Data records
====================

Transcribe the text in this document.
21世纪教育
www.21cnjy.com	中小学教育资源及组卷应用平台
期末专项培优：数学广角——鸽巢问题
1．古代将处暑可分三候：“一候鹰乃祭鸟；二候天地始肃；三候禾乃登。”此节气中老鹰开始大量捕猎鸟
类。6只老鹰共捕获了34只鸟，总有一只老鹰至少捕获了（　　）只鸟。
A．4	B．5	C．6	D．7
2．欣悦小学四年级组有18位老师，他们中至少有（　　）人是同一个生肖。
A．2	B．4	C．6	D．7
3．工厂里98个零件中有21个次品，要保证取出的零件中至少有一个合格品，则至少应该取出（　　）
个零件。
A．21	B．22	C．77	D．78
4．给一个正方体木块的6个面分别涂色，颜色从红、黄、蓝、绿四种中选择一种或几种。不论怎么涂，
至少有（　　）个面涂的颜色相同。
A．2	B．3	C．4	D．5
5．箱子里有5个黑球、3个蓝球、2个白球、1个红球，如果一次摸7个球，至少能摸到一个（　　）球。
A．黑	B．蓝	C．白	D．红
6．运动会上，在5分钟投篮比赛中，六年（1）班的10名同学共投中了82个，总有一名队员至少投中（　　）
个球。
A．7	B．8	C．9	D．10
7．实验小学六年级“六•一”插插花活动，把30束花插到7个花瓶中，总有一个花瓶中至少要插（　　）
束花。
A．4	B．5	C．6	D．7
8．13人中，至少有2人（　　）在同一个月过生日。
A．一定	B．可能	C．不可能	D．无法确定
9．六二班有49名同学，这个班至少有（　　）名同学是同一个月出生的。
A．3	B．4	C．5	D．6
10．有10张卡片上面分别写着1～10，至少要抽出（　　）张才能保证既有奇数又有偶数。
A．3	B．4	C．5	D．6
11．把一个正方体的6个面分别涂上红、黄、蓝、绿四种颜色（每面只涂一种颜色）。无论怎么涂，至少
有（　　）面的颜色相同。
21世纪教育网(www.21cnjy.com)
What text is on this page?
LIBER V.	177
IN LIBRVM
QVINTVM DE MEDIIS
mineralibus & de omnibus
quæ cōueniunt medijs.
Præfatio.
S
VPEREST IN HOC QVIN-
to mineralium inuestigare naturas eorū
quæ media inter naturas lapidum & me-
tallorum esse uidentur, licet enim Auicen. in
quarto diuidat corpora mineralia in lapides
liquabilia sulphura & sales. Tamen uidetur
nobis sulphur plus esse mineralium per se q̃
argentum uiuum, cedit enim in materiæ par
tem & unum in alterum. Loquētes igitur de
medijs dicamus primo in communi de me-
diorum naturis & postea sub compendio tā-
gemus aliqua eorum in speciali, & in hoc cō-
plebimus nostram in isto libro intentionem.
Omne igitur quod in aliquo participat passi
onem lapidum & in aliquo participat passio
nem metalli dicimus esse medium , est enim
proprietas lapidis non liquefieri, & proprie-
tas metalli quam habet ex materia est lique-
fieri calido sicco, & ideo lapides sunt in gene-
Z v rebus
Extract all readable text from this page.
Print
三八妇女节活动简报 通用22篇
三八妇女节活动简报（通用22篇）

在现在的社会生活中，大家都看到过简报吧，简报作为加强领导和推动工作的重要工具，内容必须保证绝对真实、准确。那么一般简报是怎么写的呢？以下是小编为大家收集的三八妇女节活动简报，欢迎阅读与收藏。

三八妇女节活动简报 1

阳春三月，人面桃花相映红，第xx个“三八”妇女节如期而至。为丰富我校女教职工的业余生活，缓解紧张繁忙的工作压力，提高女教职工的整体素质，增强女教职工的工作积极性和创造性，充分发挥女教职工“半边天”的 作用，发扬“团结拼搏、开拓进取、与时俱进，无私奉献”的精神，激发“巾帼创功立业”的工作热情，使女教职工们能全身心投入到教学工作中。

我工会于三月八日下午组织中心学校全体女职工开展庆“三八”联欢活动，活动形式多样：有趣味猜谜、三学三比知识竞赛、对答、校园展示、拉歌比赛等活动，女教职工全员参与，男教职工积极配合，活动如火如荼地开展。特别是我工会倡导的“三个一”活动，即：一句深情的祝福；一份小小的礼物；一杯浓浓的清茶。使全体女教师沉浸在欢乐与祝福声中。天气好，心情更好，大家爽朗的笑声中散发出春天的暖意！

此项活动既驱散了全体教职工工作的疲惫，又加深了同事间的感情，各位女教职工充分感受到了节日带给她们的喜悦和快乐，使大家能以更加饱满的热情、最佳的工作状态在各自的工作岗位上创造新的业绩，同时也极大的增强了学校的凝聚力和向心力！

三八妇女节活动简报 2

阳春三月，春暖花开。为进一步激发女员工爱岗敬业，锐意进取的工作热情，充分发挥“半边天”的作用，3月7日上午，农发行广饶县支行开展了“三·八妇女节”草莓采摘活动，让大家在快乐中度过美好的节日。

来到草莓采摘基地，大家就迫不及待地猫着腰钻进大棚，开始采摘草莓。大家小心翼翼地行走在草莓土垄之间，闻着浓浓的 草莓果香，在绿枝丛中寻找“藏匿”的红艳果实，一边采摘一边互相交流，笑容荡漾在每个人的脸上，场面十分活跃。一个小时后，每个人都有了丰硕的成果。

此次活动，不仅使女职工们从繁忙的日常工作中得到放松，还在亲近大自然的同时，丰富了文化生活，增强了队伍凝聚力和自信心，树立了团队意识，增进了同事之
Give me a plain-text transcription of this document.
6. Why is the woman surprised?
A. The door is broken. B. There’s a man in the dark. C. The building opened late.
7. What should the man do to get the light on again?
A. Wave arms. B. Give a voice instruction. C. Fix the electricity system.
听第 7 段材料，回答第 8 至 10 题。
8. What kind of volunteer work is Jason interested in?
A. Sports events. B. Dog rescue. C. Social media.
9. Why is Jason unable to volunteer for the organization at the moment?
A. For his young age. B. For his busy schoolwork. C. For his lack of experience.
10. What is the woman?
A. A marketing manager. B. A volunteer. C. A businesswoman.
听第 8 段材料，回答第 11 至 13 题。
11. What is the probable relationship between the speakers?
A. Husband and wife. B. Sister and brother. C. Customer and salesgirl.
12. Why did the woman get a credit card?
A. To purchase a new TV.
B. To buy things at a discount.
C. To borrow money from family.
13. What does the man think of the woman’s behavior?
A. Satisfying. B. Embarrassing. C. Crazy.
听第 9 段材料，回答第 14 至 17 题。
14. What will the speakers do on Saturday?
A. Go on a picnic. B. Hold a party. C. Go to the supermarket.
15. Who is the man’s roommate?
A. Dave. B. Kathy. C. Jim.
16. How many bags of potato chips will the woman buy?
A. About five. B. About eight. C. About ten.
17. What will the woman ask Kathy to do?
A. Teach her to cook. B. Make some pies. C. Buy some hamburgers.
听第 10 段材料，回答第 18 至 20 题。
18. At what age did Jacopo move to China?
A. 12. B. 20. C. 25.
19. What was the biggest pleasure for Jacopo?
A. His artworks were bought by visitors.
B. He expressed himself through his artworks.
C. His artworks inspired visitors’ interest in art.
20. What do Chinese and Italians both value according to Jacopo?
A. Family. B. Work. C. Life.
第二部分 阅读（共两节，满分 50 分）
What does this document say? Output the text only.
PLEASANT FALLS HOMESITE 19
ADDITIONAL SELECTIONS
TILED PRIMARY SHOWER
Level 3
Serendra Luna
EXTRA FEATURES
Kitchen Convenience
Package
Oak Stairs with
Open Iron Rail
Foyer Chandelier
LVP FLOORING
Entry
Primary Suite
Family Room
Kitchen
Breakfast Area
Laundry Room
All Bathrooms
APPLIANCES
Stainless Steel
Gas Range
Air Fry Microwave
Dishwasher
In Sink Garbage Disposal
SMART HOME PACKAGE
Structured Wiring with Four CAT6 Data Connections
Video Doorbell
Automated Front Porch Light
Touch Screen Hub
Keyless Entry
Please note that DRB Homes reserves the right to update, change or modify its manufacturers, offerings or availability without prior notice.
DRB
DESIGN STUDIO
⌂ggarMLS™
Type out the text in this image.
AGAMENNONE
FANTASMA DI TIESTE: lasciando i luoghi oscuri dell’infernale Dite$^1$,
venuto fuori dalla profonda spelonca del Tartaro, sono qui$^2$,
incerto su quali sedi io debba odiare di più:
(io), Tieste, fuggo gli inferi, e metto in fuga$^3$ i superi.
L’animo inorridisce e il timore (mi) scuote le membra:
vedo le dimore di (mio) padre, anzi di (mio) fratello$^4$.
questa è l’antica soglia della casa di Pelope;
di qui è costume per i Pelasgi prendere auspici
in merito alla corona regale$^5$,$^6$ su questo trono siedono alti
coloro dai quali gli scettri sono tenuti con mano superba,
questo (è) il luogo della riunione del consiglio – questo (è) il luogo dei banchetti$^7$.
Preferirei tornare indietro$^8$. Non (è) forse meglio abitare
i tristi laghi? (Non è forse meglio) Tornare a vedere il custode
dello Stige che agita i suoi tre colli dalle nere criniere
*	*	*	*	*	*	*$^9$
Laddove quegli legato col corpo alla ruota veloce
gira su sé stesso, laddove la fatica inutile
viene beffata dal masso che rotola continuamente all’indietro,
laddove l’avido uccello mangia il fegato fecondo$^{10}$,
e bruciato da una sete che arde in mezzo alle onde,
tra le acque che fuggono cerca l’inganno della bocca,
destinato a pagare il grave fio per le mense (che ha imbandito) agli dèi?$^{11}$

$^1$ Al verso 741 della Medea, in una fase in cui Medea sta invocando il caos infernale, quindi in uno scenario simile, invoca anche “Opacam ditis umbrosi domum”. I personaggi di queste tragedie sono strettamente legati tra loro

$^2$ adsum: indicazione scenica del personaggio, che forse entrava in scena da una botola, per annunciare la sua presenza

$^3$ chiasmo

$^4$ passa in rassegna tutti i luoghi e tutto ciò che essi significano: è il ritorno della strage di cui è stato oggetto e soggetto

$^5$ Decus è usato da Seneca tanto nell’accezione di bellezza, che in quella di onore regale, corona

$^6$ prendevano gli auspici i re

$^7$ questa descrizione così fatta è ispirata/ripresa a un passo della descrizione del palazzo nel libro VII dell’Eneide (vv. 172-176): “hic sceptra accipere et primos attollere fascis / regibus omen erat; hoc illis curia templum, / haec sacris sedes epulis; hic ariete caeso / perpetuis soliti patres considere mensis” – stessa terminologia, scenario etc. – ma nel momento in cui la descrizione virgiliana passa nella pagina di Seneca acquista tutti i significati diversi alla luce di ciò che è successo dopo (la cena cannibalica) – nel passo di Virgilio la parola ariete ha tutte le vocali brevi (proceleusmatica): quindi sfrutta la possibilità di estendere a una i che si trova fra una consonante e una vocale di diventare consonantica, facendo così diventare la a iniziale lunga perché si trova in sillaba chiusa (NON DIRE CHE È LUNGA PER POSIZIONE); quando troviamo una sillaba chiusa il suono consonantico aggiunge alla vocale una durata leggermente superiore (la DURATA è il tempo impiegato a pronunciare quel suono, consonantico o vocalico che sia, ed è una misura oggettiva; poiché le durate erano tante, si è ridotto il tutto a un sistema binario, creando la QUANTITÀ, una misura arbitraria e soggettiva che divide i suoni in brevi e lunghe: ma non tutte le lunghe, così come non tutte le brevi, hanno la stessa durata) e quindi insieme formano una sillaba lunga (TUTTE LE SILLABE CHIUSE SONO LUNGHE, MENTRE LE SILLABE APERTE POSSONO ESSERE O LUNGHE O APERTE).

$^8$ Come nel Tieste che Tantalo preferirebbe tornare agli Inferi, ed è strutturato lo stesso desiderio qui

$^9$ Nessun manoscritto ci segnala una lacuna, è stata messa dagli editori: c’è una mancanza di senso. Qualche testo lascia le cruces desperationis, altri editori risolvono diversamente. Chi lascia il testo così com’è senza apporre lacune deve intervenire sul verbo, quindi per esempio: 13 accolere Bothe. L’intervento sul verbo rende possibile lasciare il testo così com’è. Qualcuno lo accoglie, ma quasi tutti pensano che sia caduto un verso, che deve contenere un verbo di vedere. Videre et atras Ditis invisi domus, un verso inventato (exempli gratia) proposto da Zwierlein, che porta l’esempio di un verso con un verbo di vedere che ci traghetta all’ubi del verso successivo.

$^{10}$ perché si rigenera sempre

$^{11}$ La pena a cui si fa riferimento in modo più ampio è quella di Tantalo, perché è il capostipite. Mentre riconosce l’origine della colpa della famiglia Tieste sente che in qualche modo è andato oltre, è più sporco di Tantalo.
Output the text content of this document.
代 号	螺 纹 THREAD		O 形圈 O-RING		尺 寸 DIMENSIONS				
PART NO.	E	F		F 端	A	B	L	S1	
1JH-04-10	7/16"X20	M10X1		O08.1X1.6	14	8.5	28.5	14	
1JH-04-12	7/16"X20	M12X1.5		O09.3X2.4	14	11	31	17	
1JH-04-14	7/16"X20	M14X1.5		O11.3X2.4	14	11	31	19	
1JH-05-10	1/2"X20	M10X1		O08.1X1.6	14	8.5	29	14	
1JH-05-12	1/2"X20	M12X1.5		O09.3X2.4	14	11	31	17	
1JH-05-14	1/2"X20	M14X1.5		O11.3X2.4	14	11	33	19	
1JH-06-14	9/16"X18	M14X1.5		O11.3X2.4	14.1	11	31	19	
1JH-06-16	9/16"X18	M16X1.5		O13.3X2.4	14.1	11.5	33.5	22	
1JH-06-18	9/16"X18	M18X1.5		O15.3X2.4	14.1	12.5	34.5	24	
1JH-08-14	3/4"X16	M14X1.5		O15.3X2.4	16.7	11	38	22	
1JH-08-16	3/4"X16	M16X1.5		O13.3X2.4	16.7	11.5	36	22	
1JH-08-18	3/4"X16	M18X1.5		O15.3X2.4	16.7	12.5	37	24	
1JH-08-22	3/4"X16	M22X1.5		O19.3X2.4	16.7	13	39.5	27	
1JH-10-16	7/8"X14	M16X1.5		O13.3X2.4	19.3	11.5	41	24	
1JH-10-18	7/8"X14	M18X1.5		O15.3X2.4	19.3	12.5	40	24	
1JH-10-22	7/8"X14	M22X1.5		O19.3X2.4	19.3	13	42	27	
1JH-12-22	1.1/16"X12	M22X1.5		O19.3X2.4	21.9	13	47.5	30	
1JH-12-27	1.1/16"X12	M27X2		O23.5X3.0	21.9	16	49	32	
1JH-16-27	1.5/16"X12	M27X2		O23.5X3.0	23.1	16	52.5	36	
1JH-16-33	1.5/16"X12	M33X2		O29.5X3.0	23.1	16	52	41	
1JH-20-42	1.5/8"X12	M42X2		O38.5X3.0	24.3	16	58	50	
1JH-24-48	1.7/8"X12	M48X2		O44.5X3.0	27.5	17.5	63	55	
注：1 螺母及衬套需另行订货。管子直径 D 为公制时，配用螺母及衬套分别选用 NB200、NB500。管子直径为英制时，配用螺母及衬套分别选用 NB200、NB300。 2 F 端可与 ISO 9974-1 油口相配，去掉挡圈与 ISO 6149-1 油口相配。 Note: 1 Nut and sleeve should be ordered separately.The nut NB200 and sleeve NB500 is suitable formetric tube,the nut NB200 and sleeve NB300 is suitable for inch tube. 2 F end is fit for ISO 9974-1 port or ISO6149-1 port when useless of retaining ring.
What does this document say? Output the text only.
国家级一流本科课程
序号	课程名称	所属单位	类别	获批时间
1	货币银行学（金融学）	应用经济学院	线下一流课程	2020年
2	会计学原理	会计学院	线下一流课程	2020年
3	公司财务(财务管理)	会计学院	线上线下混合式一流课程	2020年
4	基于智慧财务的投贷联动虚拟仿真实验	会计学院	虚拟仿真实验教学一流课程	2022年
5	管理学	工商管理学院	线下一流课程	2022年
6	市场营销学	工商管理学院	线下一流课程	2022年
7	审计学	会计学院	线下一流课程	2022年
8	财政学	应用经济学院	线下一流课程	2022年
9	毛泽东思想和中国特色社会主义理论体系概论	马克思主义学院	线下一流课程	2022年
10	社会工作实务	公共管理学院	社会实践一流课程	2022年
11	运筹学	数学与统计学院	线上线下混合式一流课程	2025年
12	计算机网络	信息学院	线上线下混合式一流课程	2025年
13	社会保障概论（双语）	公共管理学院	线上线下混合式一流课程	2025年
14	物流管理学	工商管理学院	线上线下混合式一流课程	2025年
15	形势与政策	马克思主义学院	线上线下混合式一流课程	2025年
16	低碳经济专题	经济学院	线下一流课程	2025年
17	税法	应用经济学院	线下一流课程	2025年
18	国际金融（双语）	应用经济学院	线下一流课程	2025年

====================

• DIRECTIONS FOR THIS TASK: Select every line in the material above where the string "speakers" occurs, and copy it.

• WRITTEN SOLUTION:
11. What is the probable relationship between the speakers?
14. What will the speakers do on Saturday?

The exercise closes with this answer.